# WHAT TO PRODUCE
Find and copy each line of the records where the string "content" shows up.

## begin MATERIAL TO PROCESS

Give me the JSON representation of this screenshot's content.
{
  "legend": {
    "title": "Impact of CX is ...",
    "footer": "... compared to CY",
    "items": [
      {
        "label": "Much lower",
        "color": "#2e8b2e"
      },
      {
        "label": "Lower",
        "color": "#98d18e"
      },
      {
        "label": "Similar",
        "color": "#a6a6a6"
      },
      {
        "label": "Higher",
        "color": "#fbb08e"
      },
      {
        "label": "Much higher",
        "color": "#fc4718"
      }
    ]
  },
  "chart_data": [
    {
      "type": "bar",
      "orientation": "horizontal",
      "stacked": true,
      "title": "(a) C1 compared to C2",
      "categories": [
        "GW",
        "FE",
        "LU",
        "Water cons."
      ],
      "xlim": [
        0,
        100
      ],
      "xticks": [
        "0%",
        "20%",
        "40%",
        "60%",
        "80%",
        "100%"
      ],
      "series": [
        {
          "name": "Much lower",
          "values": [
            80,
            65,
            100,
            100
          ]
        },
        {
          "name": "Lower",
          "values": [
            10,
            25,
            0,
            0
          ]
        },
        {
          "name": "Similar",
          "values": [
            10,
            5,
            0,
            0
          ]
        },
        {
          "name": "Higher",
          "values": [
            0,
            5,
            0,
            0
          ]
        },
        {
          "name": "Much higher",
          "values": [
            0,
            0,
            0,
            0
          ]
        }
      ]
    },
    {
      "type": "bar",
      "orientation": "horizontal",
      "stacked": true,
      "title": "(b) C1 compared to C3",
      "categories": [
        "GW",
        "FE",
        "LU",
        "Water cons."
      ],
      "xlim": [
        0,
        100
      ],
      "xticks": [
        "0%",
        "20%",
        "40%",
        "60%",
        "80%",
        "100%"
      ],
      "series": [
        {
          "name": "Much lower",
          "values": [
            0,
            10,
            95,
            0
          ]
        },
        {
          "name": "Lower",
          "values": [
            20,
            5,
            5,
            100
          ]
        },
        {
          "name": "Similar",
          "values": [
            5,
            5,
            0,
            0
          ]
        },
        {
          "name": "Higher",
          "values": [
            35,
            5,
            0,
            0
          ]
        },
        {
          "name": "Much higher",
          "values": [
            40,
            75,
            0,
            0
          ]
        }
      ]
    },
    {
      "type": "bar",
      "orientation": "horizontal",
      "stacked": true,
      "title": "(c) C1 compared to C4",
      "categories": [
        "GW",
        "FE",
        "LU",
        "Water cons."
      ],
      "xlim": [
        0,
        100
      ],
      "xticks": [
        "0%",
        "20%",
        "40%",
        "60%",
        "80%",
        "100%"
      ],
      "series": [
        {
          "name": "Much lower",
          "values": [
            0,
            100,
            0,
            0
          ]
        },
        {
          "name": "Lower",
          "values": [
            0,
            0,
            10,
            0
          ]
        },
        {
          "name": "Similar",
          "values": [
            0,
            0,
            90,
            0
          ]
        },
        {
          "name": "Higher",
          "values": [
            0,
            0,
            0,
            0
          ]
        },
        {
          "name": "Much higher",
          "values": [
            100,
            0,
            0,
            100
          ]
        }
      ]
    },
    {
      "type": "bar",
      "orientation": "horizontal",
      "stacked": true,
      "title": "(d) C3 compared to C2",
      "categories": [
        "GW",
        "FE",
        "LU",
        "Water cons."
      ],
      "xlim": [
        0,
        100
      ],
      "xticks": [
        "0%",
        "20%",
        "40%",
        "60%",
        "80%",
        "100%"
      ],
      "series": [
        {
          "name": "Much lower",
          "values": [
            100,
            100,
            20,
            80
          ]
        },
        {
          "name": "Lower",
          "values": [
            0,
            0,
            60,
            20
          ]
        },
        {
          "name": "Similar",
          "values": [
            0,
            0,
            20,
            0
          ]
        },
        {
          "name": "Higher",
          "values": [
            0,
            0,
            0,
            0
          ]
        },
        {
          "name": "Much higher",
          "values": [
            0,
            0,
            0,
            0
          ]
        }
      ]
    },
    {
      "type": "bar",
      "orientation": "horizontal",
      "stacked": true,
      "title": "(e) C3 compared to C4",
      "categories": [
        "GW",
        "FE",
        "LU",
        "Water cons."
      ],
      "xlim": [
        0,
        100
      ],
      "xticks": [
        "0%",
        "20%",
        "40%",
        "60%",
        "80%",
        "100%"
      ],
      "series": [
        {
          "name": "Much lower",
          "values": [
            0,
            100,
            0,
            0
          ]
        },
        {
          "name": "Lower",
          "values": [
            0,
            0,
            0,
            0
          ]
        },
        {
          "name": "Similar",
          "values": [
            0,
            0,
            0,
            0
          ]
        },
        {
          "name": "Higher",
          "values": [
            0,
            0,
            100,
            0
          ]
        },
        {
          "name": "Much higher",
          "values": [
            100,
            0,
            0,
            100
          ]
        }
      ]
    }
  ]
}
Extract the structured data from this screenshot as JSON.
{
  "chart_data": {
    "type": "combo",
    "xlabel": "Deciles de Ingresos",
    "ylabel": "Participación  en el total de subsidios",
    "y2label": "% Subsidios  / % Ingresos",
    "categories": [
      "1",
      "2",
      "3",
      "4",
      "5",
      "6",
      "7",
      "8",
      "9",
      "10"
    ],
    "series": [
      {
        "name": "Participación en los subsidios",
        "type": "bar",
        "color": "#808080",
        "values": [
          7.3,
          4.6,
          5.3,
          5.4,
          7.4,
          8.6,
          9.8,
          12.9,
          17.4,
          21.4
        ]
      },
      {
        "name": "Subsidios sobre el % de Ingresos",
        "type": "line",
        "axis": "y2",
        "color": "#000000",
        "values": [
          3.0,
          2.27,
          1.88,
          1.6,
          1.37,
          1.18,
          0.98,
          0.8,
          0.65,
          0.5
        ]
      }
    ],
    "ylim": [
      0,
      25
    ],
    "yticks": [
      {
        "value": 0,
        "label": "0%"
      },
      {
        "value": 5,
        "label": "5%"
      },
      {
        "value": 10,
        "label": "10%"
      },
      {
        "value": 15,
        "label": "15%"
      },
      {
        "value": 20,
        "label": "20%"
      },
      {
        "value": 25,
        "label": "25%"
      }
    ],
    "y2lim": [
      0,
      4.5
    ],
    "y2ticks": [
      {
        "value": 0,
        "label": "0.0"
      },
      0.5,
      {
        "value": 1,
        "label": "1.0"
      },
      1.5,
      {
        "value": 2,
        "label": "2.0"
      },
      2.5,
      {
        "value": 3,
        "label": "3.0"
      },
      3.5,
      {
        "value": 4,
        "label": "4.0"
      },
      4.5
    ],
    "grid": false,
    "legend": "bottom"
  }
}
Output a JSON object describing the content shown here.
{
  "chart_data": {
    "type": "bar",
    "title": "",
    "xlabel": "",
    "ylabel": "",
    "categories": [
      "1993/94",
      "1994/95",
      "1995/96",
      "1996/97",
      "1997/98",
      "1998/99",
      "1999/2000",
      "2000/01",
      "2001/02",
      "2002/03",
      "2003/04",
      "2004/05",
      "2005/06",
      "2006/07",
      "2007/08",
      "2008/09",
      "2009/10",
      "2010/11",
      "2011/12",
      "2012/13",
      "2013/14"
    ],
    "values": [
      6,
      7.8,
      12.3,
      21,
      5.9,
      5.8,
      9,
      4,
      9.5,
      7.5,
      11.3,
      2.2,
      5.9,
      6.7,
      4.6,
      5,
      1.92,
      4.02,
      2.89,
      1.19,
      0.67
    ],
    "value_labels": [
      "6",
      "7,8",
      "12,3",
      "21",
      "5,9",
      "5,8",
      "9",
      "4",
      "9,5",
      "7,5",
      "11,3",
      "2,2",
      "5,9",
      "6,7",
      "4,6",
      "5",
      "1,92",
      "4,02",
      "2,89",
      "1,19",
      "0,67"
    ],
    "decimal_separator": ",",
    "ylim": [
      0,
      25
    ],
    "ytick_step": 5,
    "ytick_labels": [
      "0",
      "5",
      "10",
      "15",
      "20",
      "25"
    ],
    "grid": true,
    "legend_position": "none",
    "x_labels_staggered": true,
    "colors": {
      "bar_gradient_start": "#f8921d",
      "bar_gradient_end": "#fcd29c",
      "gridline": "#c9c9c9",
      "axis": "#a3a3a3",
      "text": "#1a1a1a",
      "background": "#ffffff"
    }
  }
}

## end MATERIAL TO PROCESS

# TASK ANSWER
Give me the JSON representation of this screenshot's content.
Output a JSON object describing the content shown here.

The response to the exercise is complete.